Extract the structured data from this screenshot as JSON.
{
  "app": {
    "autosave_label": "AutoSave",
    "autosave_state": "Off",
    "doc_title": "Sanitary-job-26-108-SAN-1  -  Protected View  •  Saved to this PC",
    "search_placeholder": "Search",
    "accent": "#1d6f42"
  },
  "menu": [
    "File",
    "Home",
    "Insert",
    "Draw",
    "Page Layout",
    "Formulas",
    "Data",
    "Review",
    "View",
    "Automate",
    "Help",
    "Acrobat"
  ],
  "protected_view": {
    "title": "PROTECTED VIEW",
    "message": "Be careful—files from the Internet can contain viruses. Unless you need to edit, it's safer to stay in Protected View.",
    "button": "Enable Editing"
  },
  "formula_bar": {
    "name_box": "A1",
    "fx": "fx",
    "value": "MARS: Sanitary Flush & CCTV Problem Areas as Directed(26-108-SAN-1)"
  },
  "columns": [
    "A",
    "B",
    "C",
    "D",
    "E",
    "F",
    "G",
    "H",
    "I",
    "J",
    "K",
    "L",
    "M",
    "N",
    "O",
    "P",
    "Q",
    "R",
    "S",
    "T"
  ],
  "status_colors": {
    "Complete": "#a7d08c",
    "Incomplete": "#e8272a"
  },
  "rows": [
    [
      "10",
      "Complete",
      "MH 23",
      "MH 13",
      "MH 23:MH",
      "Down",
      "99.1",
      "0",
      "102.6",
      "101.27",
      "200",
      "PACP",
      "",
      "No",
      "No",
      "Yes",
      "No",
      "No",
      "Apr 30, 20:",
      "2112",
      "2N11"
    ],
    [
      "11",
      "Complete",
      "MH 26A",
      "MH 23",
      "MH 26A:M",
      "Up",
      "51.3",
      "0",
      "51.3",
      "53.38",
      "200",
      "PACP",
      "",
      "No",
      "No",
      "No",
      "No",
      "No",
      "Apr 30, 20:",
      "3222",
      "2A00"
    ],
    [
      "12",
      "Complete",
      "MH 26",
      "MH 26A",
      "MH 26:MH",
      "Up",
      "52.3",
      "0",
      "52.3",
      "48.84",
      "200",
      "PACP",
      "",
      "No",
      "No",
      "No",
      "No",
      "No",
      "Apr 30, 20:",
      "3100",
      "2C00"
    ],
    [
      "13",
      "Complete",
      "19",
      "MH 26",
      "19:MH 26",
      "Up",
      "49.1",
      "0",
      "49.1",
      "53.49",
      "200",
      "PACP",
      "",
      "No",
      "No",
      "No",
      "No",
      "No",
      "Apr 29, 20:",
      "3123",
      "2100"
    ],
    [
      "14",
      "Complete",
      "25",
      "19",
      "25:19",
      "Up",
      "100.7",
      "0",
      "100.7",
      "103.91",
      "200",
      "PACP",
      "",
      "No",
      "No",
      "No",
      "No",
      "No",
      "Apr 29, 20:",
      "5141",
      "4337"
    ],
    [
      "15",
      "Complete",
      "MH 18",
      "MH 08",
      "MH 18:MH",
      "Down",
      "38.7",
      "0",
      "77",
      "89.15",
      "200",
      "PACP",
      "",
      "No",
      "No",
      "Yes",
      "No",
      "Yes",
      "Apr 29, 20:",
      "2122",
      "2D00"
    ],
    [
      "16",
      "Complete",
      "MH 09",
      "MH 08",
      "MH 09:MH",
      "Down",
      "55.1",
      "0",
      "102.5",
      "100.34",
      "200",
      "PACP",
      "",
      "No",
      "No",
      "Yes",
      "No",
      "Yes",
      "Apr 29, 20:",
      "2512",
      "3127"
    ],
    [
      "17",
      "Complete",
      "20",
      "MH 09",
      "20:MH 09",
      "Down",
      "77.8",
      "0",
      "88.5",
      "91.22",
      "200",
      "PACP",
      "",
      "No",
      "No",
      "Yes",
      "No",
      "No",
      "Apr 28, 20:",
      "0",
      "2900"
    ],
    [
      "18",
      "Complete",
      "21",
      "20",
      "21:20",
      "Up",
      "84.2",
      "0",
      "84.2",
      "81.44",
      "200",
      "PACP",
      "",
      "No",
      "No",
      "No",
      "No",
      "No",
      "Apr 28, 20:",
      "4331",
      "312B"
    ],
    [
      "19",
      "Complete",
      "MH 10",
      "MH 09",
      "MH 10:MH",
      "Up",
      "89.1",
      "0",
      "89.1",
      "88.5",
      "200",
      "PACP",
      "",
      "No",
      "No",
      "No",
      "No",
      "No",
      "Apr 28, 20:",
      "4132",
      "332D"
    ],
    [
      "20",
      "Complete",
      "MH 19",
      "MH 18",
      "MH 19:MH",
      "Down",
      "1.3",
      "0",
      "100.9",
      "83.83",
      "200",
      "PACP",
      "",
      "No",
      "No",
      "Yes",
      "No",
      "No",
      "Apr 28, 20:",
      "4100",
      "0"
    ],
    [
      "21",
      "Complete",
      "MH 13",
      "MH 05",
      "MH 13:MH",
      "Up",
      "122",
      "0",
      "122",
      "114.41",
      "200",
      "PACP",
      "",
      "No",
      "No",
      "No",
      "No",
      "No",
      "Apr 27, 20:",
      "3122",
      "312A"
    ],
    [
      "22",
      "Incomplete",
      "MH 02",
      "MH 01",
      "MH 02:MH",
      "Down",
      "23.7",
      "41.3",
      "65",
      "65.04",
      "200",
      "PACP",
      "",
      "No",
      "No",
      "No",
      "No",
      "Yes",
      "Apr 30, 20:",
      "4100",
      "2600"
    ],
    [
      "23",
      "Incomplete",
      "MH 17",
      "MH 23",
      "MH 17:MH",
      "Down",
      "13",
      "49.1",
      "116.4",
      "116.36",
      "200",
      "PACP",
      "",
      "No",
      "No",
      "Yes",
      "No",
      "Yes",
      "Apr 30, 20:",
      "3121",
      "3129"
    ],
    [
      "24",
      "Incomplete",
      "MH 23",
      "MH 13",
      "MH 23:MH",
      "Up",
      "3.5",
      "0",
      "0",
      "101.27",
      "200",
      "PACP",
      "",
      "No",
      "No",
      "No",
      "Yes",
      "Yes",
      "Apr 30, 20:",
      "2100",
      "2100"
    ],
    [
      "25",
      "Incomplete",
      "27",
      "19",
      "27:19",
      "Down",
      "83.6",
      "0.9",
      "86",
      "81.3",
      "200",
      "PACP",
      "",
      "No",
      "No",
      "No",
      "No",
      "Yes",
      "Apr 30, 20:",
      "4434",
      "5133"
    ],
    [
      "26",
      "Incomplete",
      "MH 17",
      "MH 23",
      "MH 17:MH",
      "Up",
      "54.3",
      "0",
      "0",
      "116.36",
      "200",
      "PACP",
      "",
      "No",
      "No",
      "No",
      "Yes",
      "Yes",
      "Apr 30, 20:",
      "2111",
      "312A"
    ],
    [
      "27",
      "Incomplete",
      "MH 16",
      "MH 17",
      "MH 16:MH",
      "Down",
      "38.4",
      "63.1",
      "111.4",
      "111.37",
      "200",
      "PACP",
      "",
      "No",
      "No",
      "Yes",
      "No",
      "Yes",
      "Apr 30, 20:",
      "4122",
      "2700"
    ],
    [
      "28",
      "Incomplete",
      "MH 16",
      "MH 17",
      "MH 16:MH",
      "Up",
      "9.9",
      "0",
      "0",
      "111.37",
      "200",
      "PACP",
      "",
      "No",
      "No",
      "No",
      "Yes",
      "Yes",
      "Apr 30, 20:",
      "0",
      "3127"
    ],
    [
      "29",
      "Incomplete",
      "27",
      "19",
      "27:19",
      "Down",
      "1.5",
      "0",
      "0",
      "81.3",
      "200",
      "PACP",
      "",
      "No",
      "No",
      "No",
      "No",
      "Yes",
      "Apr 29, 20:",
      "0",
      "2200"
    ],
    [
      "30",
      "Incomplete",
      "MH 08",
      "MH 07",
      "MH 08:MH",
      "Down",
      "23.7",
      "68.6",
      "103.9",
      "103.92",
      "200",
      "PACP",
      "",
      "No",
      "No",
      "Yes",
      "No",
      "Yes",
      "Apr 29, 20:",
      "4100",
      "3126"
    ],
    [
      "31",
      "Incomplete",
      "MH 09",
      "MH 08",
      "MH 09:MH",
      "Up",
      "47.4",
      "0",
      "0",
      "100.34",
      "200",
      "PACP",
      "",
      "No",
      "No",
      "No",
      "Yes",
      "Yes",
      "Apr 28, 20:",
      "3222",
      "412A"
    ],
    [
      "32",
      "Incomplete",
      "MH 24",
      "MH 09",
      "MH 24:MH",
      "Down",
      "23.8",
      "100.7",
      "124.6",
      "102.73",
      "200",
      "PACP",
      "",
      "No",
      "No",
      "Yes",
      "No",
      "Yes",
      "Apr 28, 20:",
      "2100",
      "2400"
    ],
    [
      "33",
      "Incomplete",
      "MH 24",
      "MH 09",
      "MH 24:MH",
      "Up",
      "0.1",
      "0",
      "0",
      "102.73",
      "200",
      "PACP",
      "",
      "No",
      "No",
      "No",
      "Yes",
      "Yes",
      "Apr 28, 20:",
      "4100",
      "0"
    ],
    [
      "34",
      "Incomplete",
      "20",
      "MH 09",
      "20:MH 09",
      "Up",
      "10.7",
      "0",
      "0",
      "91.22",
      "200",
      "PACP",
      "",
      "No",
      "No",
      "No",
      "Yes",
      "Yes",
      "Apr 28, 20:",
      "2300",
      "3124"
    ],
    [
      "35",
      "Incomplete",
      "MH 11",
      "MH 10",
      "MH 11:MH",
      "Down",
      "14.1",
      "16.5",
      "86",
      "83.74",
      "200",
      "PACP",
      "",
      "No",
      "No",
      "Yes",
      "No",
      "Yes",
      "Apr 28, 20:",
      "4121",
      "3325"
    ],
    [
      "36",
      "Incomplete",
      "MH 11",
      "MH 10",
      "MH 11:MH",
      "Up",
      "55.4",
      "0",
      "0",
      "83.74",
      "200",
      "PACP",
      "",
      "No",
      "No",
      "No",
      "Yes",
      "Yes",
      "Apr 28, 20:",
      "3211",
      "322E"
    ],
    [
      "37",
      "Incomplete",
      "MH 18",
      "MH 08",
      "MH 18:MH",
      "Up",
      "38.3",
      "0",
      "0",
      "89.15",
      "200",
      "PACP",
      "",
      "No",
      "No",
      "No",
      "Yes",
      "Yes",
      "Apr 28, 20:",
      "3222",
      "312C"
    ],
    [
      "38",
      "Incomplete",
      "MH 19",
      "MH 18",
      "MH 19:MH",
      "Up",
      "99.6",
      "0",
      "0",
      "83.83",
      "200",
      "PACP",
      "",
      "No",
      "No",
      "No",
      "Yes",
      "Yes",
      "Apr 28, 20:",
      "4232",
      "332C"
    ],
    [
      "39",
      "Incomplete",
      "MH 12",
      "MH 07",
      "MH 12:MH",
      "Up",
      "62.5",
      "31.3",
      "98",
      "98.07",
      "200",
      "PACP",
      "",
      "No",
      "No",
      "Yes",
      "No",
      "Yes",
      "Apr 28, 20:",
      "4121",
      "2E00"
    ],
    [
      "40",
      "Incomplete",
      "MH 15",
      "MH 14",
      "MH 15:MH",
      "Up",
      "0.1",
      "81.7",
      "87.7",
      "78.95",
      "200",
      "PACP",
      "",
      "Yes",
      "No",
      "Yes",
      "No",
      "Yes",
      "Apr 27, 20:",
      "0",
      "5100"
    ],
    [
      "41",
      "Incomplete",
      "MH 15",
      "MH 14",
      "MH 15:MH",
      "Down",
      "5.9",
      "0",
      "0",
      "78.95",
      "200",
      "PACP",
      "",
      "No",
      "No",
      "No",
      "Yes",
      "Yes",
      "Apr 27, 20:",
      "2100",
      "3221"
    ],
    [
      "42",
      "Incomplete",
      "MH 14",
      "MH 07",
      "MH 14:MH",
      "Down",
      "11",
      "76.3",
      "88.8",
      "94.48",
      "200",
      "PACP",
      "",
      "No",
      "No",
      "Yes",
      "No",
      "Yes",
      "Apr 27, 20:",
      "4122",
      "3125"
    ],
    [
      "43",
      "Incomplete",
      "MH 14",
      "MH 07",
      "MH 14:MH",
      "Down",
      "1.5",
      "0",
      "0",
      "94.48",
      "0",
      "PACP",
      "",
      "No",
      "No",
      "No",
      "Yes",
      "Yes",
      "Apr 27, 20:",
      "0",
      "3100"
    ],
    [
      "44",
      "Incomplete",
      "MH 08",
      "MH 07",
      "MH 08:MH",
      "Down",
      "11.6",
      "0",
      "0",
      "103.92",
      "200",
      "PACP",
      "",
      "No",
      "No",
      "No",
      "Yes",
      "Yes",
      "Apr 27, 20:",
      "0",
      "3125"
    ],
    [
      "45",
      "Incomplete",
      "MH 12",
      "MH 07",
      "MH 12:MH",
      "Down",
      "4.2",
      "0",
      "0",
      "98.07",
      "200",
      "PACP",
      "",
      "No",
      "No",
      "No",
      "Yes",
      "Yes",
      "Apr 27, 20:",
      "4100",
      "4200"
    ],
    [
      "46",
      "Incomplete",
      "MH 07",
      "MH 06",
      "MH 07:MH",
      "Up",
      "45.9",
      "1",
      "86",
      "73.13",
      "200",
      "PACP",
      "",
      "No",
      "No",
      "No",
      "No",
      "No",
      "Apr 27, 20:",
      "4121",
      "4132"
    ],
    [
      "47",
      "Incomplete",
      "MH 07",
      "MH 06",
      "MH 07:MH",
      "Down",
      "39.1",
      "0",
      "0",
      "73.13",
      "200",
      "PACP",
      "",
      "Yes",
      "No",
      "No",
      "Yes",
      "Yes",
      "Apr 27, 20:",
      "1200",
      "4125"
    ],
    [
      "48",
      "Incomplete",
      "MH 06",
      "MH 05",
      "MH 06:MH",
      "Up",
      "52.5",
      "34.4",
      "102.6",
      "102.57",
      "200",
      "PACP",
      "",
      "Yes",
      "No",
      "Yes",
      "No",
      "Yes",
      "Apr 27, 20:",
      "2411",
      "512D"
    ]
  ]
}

***

Where the string "from" appears in a line of the listing, copy that line.

Extract the structured data from this screenshot as JSON.
    "message": "Be careful—files from the Internet can contain viruses. Unless you need to edit, it's safer to stay in Protected View.",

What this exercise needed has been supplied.